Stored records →
BEGIN

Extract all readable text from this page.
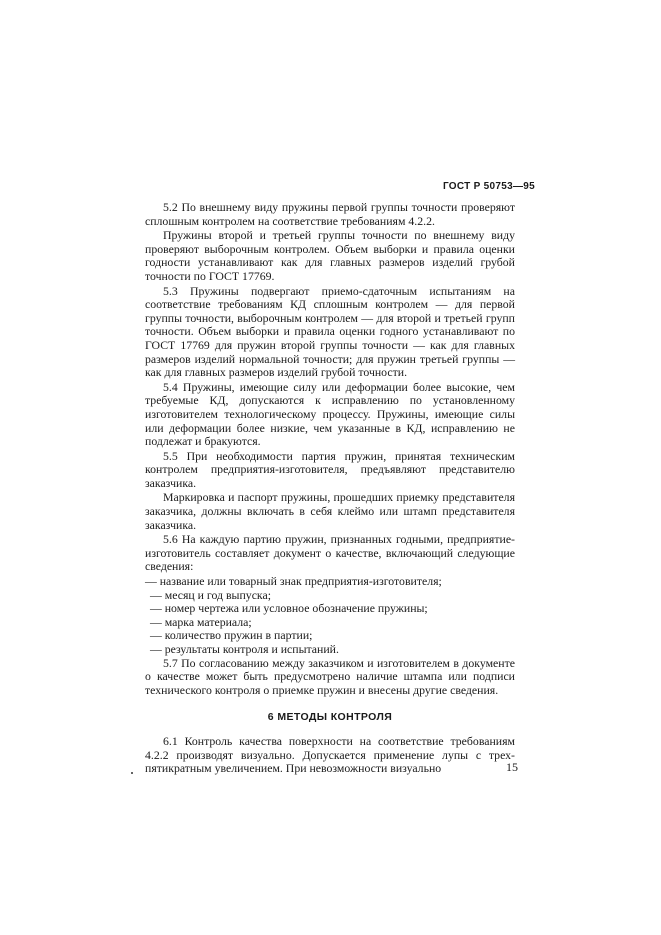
ГОСТ Р 50753—95

5.2 По внешнему виду пружины первой группы точности проверяют сплошным контролем на соответствие требованиям 4.2.2.

Пружины второй и третьей группы точности по внешнему виду проверяют выборочным контролем. Объем выборки и правила оценки годности устанавливают как для главных размеров изделий грубой точности по ГОСТ 17769.

5.3 Пружины подвергают приемо-сдаточным испытаниям на соответствие требованиям КД сплошным контролем — для первой группы точности, выборочным контролем — для второй и третьей групп точности. Объем выборки и правила оценки годного устанавливают по ГОСТ 17769 для пружин второй группы точности — как для главных размеров изделий нормальной точности; для пружин третьей группы — как для главных размеров изделий грубой точности.

5.4 Пружины, имеющие силу или деформации более высокие, чем требуемые КД, допускаются к исправлению по установленному изготовителем технологическому процессу. Пружины, имеющие силы или деформации более низкие, чем указанные в КД, исправлению не подлежат и бракуются.

5.5 При необходимости партия пружин, принятая техническим контролем предприятия-изготовителя, предъявляют представителю заказчика.

Маркировка и паспорт пружины, прошедших приемку представителя заказчика, должны включать в себя клеймо или штамп представителя заказчика.

5.6 На каждую партию пружин, признанных годными, предприятие-изготовитель составляет документ о качестве, включающий следующие сведения:

— название или товарный знак предприятия-изготовителя;
— месяц и год выпуска;
— номер чертежа или условное обозначение пружины;
— марка материала;
— количество пружин в партии;
— результаты контроля и испытаний.

5.7 По согласованию между заказчиком и изготовителем в документе о качестве может быть предусмотрено наличие штампа или подписи технического контроля о приемке пружин и внесены другие сведения.

6 МЕТОДЫ КОНТРОЛЯ

6.1 Контроль качества поверхности на соответствие требованиям 4.2.2 производят визуально. Допускается применение лупы с трех-пятикратным увеличением. При невозможности визуально	15
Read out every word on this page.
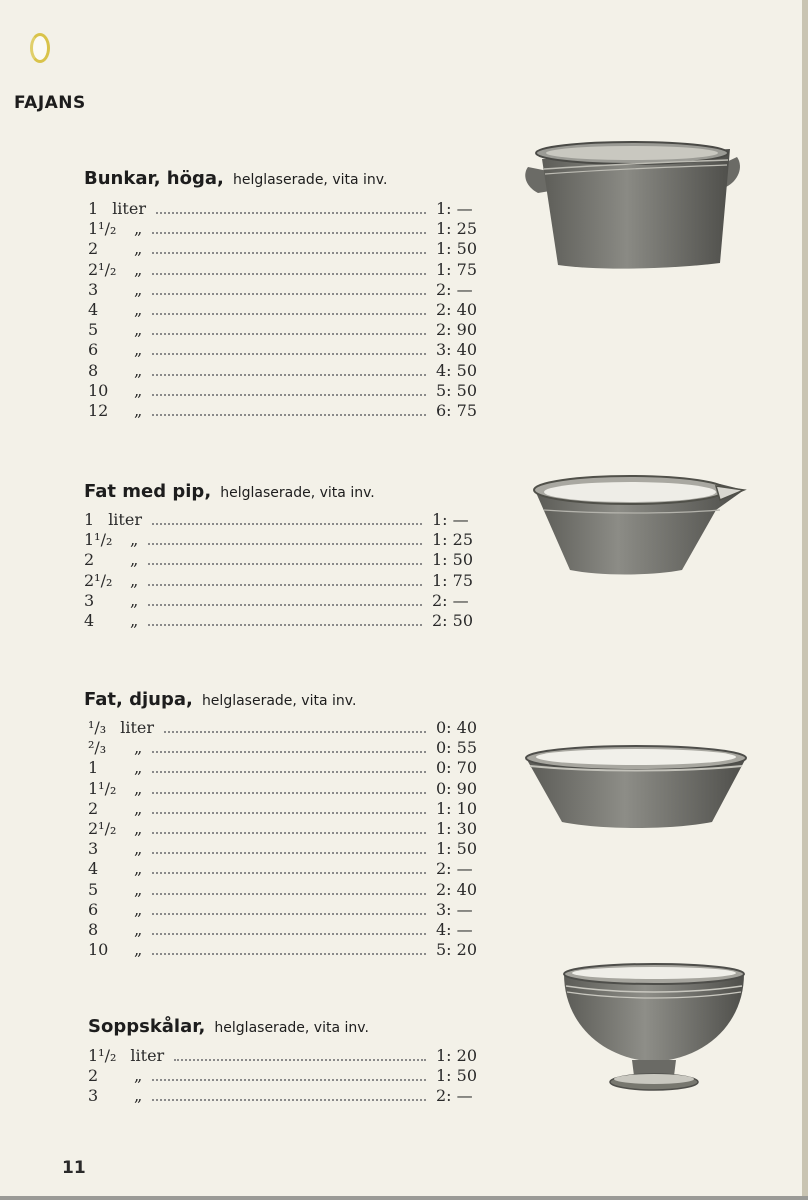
FAJANS
Bunkar, höga, helglaserade, vita inv.
1 liter	1: —
1¹/₂	„	1: 25
2	„	1: 50
2¹/₂	„	1: 75
3	„	2: —
4	„	2: 40
5	„	2: 90
6	„	3: 40
8	„	4: 50
10	„	5: 50
12	„	6: 75
Fat med pip, helglaserade, vita inv.
1 liter	1: —
1¹/₂	„	1: 25
2	„	1: 50
2¹/₂	„	1: 75
3	„	2: —
4	„	2: 50
Fat, djupa, helglaserade, vita inv.
¹/₃ liter	0: 40
²/₃	„	0: 55
1	„	0: 70
1¹/₂	„	0: 90
2	„	1: 10
2¹/₂	„	1: 30
3	„	1: 50
4	„	2: —
5	„	2: 40
6	„	3: —
8	„	4: —
10	„	5: 20
Soppskålar, helglaserade, vita inv.
1¹/₂ liter	1: 20
2	„	1: 50
3	„	2: —
11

END

THE TASK →
Copy out the entries verbatim and leave the images out.

FINAL RESULT →
Extract all readable text from this page.
ГОСТ Р 50753—95

5.2 По внешнему виду пружины первой группы точности проверяют сплошным контролем на соответствие требованиям 4.2.2.

Пружины второй и третьей группы точности по внешнему виду проверяют выборочным контролем. Объем выборки и правила оценки годности устанавливают как для главных размеров изделий грубой точности по ГОСТ 17769.

5.3 Пружины подвергают приемо-сдаточным испытаниям на соответствие требованиям КД сплошным контролем — для первой группы точности, выборочным контролем — для второй и третьей групп точности. Объем выборки и правила оценки годного устанавливают по ГОСТ 17769 для пружин второй группы точности — как для главных размеров изделий нормальной точности; для пружин третьей группы — как для главных размеров изделий грубой точности.

5.4 Пружины, имеющие силу или деформации более высокие, чем требуемые КД, допускаются к исправлению по установленному изготовителем технологическому процессу. Пружины, имеющие силы или деформации более низкие, чем указанные в КД, исправлению не подлежат и бракуются.

5.5 При необходимости партия пружин, принятая техническим контролем предприятия-изготовителя, предъявляют представителю заказчика.

Маркировка и паспорт пружины, прошедших приемку представителя заказчика, должны включать в себя клеймо или штамп представителя заказчика.

5.6 На каждую партию пружин, признанных годными, предприятие-изготовитель составляет документ о качестве, включающий следующие сведения:

— название или товарный знак предприятия-изготовителя;
— месяц и год выпуска;
— номер чертежа или условное обозначение пружины;
— марка материала;
— количество пружин в партии;
— результаты контроля и испытаний.

5.7 По согласованию между заказчиком и изготовителем в документе о качестве может быть предусмотрено наличие штампа или подписи технического контроля о приемке пружин и внесены другие сведения.

6 МЕТОДЫ КОНТРОЛЯ

6.1 Контроль качества поверхности на соответствие требованиям 4.2.2 производят визуально. Допускается применение лупы с трех-пятикратным увеличением. При невозможности визуально	15
Read out every word on this page.
FAJANS
Bunkar, höga, helglaserade, vita inv.
1 liter	1: —
1¹/₂	„	1: 25
2	„	1: 50
2¹/₂	„	1: 75
3	„	2: —
4	„	2: 40
5	„	2: 90
6	„	3: 40
8	„	4: 50
10	„	5: 50
12	„	6: 75
Fat med pip, helglaserade, vita inv.
1 liter	1: —
1¹/₂	„	1: 25
2	„	1: 50
2¹/₂	„	1: 75
3	„	2: —
4	„	2: 50
Fat, djupa, helglaserade, vita inv.
¹/₃ liter	0: 40
²/₃	„	0: 55
1	„	0: 70
1¹/₂	„	0: 90
2	„	1: 10
2¹/₂	„	1: 30
3	„	1: 50
4	„	2: —
5	„	2: 40
6	„	3: —
8	„	4: —
10	„	5: 20
Soppskålar, helglaserade, vita inv.
1¹/₂ liter	1: 20
2	„	1: 50
3	„	2: —
11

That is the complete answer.